→ Entries
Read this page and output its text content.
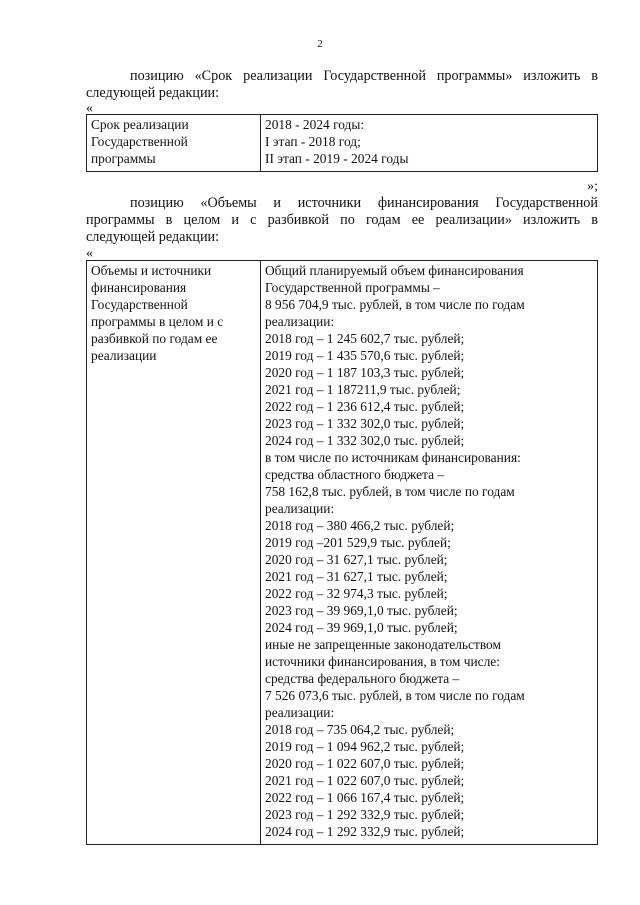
2
позицию «Срок реализации Государственной программы» изложить в
следующей редакции:
«
Срок реализации
Государственной
программы

2018 - 2024 годы:
I этап - 2018 год;
II этап - 2019 - 2024 годы
»;
позицию «Объемы и источники финансирования Государственной
программы в целом и с разбивкой по годам ее реализации» изложить в
следующей редакции:
«
Объемы и источники
финансирования
Государственной
программы в целом и с
разбивкой по годам ее
реализации

Общий планируемый объем финансирования
Государственной программы –
8 956 704,9 тыс. рублей, в том числе по годам
реализации:
2018 год – 1 245 602,7 тыс. рублей;
2019 год – 1 435 570,6 тыс. рублей;
2020 год – 1 187 103,3 тыс. рублей;
2021 год – 1 187211,9 тыс. рублей;
2022 год – 1 236 612,4 тыс. рублей;
2023 год – 1 332 302,0 тыс. рублей;
2024 год – 1 332 302,0 тыс. рублей;
в том числе по источникам финансирования:
средства областного бюджета –
758 162,8 тыс. рублей, в том числе по годам
реализации:
2018 год – 380 466,2 тыс. рублей;
2019 год –201 529,9 тыс. рублей;
2020 год – 31 627,1 тыс. рублей;
2021 год – 31 627,1 тыс. рублей;
2022 год – 32 974,3 тыс. рублей;
2023 год – 39 969,1,0 тыс. рублей;
2024 год – 39 969,1,0 тыс. рублей;
иные не запрещенные законодательством
источники финансирования, в том числе:
средства федерального бюджета –
7 526 073,6 тыс. рублей, в том числе по годам
реализации:
2018 год – 735 064,2 тыс. рублей;
2019 год – 1 094 962,2 тыс. рублей;
2020 год – 1 022 607,0 тыс. рублей;
2021 год – 1 022 607,0 тыс. рублей;
2022 год – 1 066 167,4 тыс. рублей;
2023 год – 1 292 332,9 тыс. рублей;
2024 год – 1 292 332,9 тыс. рублей;
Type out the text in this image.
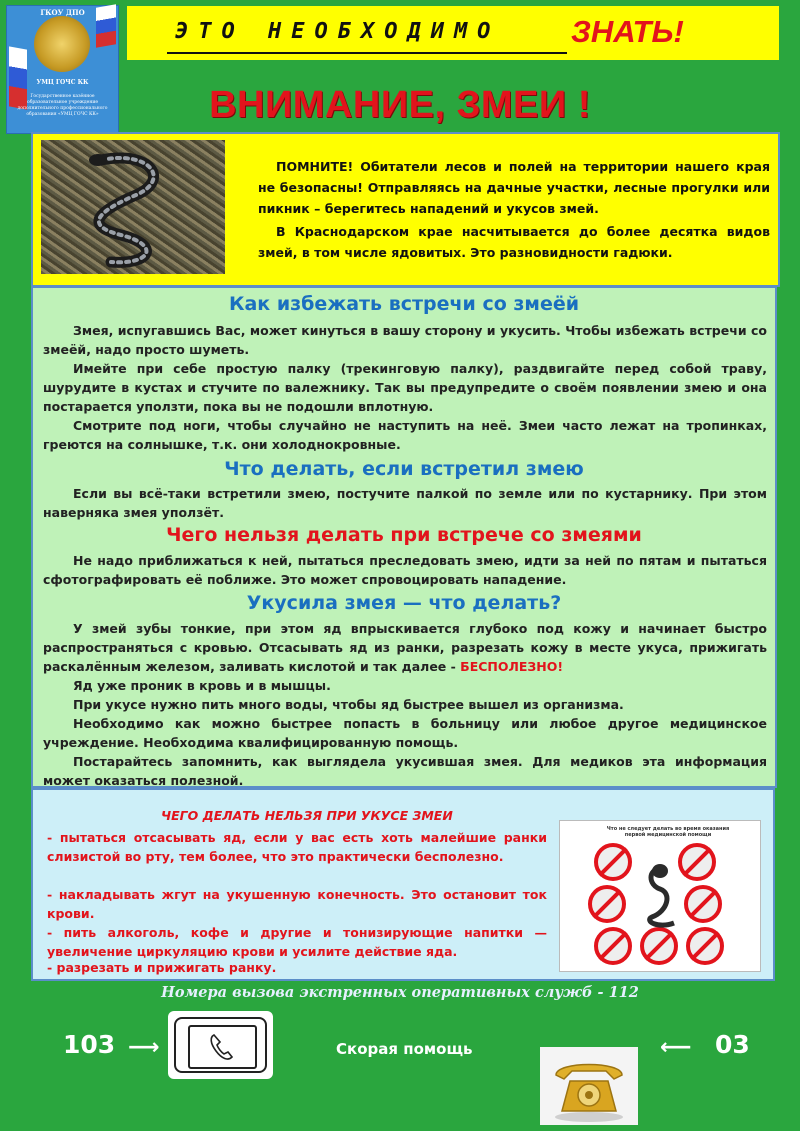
ГКОУ ДПО
УМЦ ГОЧС КК
Государственное казённое образовательное учреждение дополнительного профессионального образования «УМЦ ГОЧС КК»
ЭТО НЕОБХОДИМО ЗНАТЬ!
ВНИМАНИЕ, ЗМЕИ !
ПОМНИТЕ! Обитатели лесов и полей на территории нашего края не безопасны! Отправляясь на дачные участки, лесные прогулки или пикник – берегитесь нападений и укусов змей.
В Краснодарском крае насчитывается до более десятка видов змей, в том числе ядовитых. Это разновидности гадюки.
Как избежать встречи со змеёй
Змея, испугавшись Вас, может кинуться в вашу сторону и укусить. Чтобы избежать встречи со змеёй, надо просто шуметь.
Имейте при себе простую палку (трекинговую палку), раздвигайте перед собой траву, шурудите в кустах и стучите по валежнику. Так вы предупредите о своём появлении змею и она постарается уползти, пока вы не подошли вплотную.
Смотрите под ноги, чтобы случайно не наступить на неё. Змеи часто лежат на тропинках, греются на солнышке, т.к. они холоднокровные.
Что делать, если встретил змею
Если вы всё-таки встретили змею, постучите палкой по земле или по кустарнику. При этом наверняка змея уползёт.
Чего нельзя делать при встрече со змеями
Не надо приближаться к ней, пытаться преследовать змею, идти за ней по пятам и пытаться сфотографировать её поближе. Это может спровоцировать нападение.
Укусила змея — что делать?
У змей зубы тонкие, при этом яд впрыскивается глубоко под кожу и начинает быстро распространяться с кровью. Отсасывать яд из ранки, разрезать кожу в месте укуса, прижигать раскалённым железом, заливать кислотой и так далее - БЕСПОЛЕЗНО!
Яд уже проник в кровь и в мышцы.
При укусе нужно пить много воды, чтобы яд быстрее вышел из организма.
Необходимо как можно быстрее попасть в больницу или любое другое медицинское учреждение. Необходима квалифицированную помощь.
Постарайтесь запомнить, как выглядела укусившая змея. Для медиков эта информация может оказаться полезной.
ЧЕГО ДЕЛАТЬ НЕЛЬЗЯ ПРИ УКУСЕ ЗМЕИ
- пытаться отсасывать яд, если у вас есть хоть малейшие ранки слизистой во рту, тем более, что это практически бесполезно.
- накладывать жгут на укушенную конечность. Это остановит ток крови.
- пить алкоголь, кофе и другие и тонизирующие напитки — увеличение циркуляцию крови и усилите действие яда.
- разрезать и прижигать ранку.
Что не следует делать во время оказания первой медицинской помощи
Номера вызова экстренных оперативных служб - 112
103 ⟶	Скорая помощь	⟵ 03
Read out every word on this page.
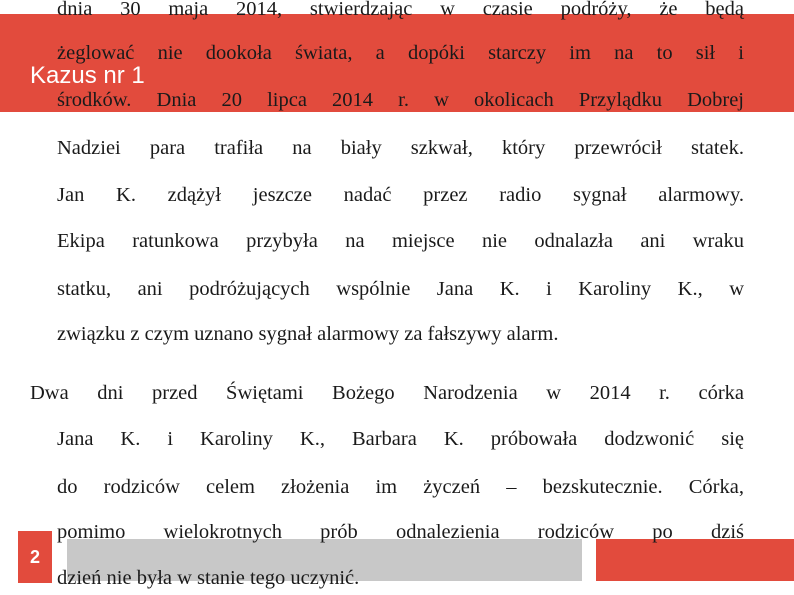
Kazus nr 1
dnia 30 maja 2014, stwierdzając w czasie podróży, że będą
żeglować nie dookoła świata, a dopóki starczy im na to sił i
środków. Dnia 20 lipca 2014 r. w okolicach Przylądku Dobrej
Nadziei para trafiła na biały szkwał, który przewrócił statek.
Jan K. zdążył jeszcze nadać przez radio sygnał alarmowy.
Ekipa ratunkowa przybyła na miejsce nie odnalazła ani wraku
statku, ani podróżujących wspólnie Jana K. i Karoliny K., w
związku z czym uznano sygnał alarmowy za fałszywy alarm.
Dwa dni przed Świętami Bożego Narodzenia w 2014 r. córka
Jana K. i Karoliny K., Barbara K. próbowała dodzwonić się
do rodziców celem złożenia im życzeń – bezskutecznie. Córka,
2
pomimo wielokrotnych prób odnalezienia rodziców po dziś
dzień nie była w stanie tego uczynić.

→ The task
Return all lines with the word "финансирования" in them.

→ Task result
позицию «Объемы и источники финансирования Государственной
финансирования
Общий планируемый объем финансирования
в том числе по источникам финансирования:
источники финансирования, в том числе:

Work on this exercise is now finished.